| EXERCISE REQUIREMENTS |
Copy all lines of the listing that include the string "Temperature".

********

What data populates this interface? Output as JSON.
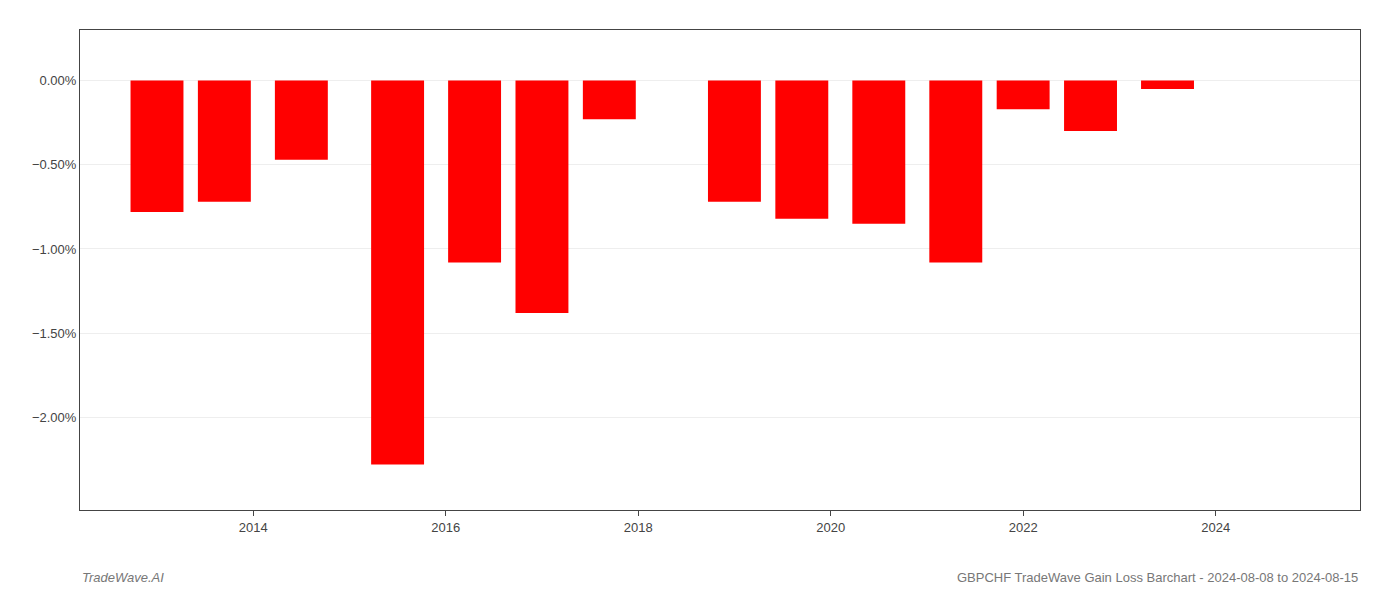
{
  "chart_data": {
    "type": "bar",
    "x": [
      2013,
      2013.7,
      2014.5,
      2015.5,
      2016.3,
      2017.0,
      2017.7,
      2019.0,
      2019.7,
      2020.5,
      2021.3,
      2022.0,
      2022.7,
      2023.5
    ],
    "values": [
      -0.0078,
      -0.0072,
      -0.0047,
      -0.0228,
      -0.0108,
      -0.0138,
      -0.0023,
      -0.0072,
      -0.0082,
      -0.0085,
      -0.0108,
      -0.0017,
      -0.003,
      -0.0005
    ],
    "color": "#ff0000",
    "xlim": [
      2012.2,
      2025.5
    ],
    "ylim": [
      -0.0255,
      0.003
    ],
    "xticks": [
      2014,
      2016,
      2018,
      2020,
      2022,
      2024
    ],
    "yticks": [
      {
        "value": 0.0,
        "label": "0.00%"
      },
      {
        "value": -0.005,
        "label": "−0.50%"
      },
      {
        "value": -0.01,
        "label": "−1.00%"
      },
      {
        "value": -0.015,
        "label": "−1.50%"
      },
      {
        "value": -0.02,
        "label": "−2.00%"
      }
    ],
    "grid": true,
    "annotations": [
      "TradeWave.AI",
      "GBPCHF TradeWave Gain Loss Barchart - 2024-08-08 to 2024-08-15"
    ]
  }
}
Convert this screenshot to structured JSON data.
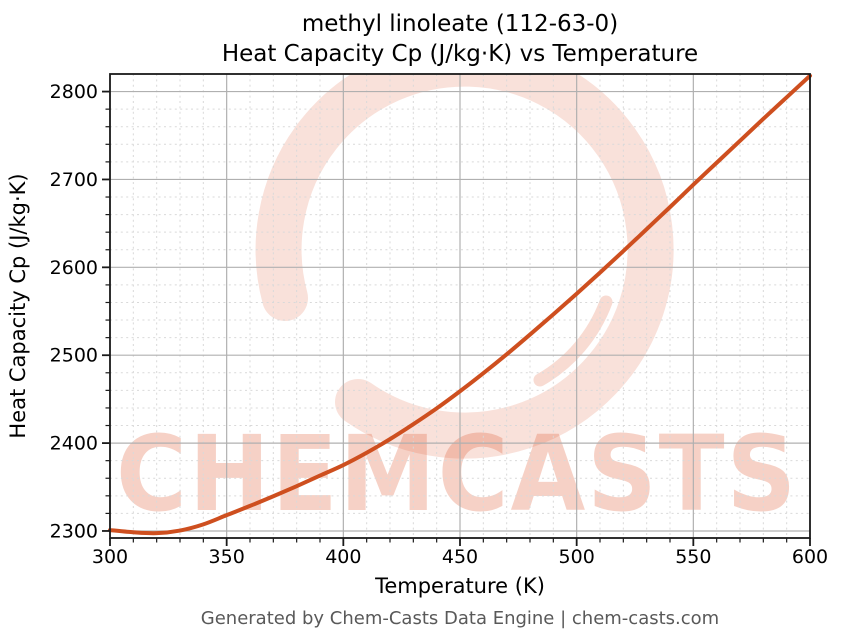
{
  "header": {
    "title_line1": "methyl linoleate (112-63-0)",
    "title_line2": "Heat Capacity Cp (J/kg·K) vs Temperature"
  },
  "footer": {
    "credit": "Generated by Chem-Casts Data Engine | chem-casts.com"
  },
  "watermark": {
    "text": "CHEMCASTS"
  },
  "colors": {
    "curve": "#ce4f1f",
    "grid_major": "#b0b0b0",
    "grid_minor": "#d9d9d9",
    "spine": "#1a1a1a",
    "tick_label": "#000000",
    "footer_text": "#595959",
    "watermark_fill": "#e05a33"
  },
  "chart_data": {
    "type": "line",
    "title": "methyl linoleate (112-63-0)",
    "subtitle": "Heat Capacity Cp (J/kg·K) vs Temperature",
    "xlabel": "Temperature (K)",
    "ylabel": "Heat Capacity Cp (J/kg·K)",
    "xlim": [
      300,
      600
    ],
    "ylim": [
      2292,
      2820
    ],
    "x_major_ticks": [
      300,
      350,
      400,
      450,
      500,
      550,
      600
    ],
    "y_major_ticks": [
      2300,
      2400,
      2500,
      2600,
      2700,
      2800
    ],
    "x_minor_step": 10,
    "y_minor_step": 20,
    "grid": "major-solid, minor-dashed",
    "legend": false,
    "series": [
      {
        "name": "Heat Capacity Cp",
        "color": "#ce4f1f",
        "x": [
          300,
          310,
          320,
          330,
          340,
          350,
          360,
          370,
          380,
          390,
          400,
          410,
          420,
          430,
          440,
          450,
          460,
          470,
          480,
          490,
          500,
          510,
          520,
          530,
          540,
          550,
          560,
          570,
          580,
          590,
          600
        ],
        "y": [
          2301,
          2298.5,
          2297.5,
          2300.5,
          2307.5,
          2318,
          2328.5,
          2339.5,
          2351,
          2363,
          2375,
          2389,
          2404.5,
          2421.5,
          2439.5,
          2459,
          2479.5,
          2501,
          2523.5,
          2546.5,
          2570,
          2594,
          2618.5,
          2643.5,
          2668.5,
          2694,
          2719,
          2744,
          2769,
          2793.5,
          2818
        ]
      }
    ]
  }
}
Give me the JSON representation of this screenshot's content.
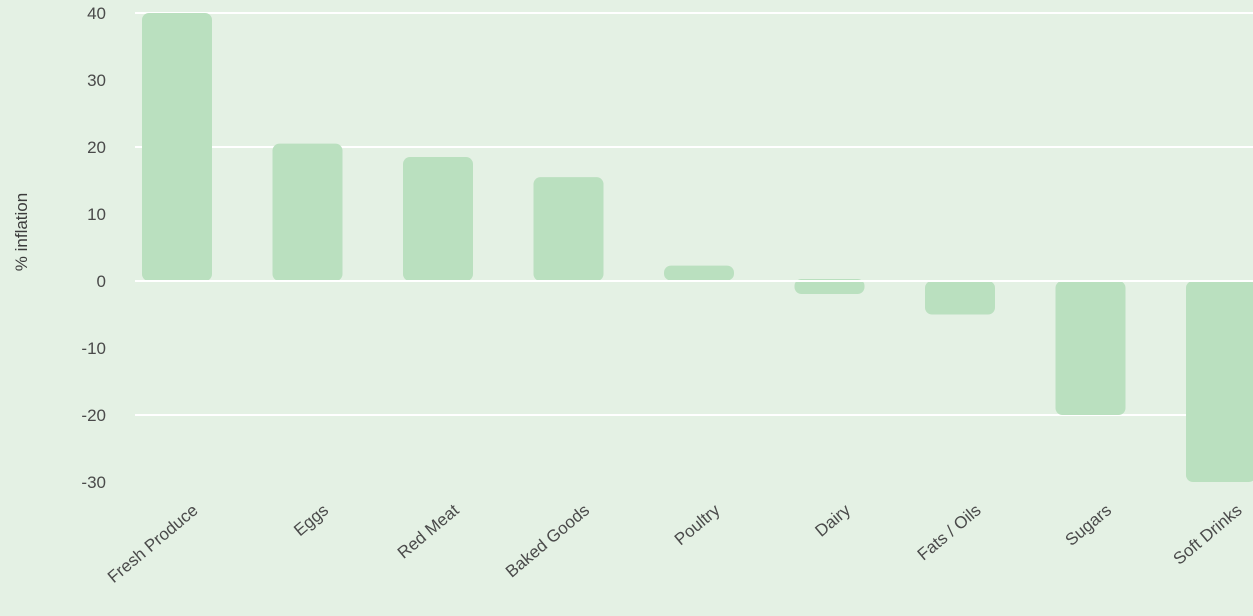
{
  "chart_data": {
    "type": "bar",
    "title": "",
    "xlabel": "",
    "ylabel": "% inflation",
    "categories": [
      "Fresh Produce",
      "Eggs",
      "Red Meat",
      "Baked Goods",
      "Poultry",
      "Dairy",
      "Fats / Oils",
      "Sugars",
      "Soft Drinks"
    ],
    "series": [
      {
        "values": [
          40,
          20.5,
          18.5,
          15.5,
          2,
          -2,
          -5,
          -20,
          -30
        ]
      }
    ],
    "ylim": [
      -33,
      40
    ],
    "yticks": [
      40,
      30,
      20,
      10,
      0,
      -10,
      -20,
      -30
    ],
    "grid": true,
    "legend": "none",
    "colors": {
      "background": "#e4f1e4",
      "bar": "#bae0bf",
      "grid": "#ffffff",
      "text": "#4a4a4a"
    }
  }
}
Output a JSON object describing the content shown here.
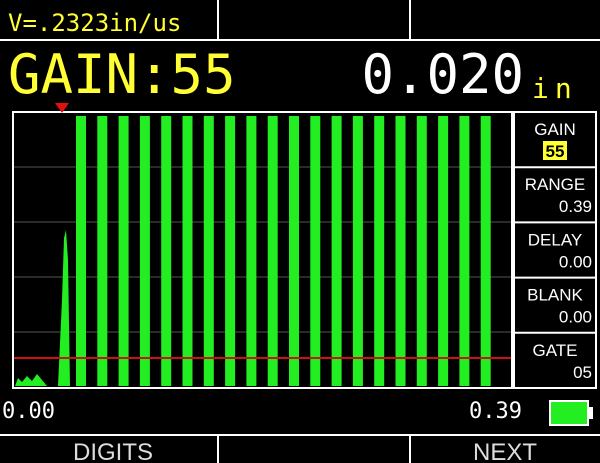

********

| RESPONSE TO THE TASK |
    "title_line2": "Heat Capacity Cp (J/kg·K) vs Temperature"
    "subtitle": "Heat Capacity Cp (J/kg·K) vs Temperature",
    "xlabel": "Temperature (K)",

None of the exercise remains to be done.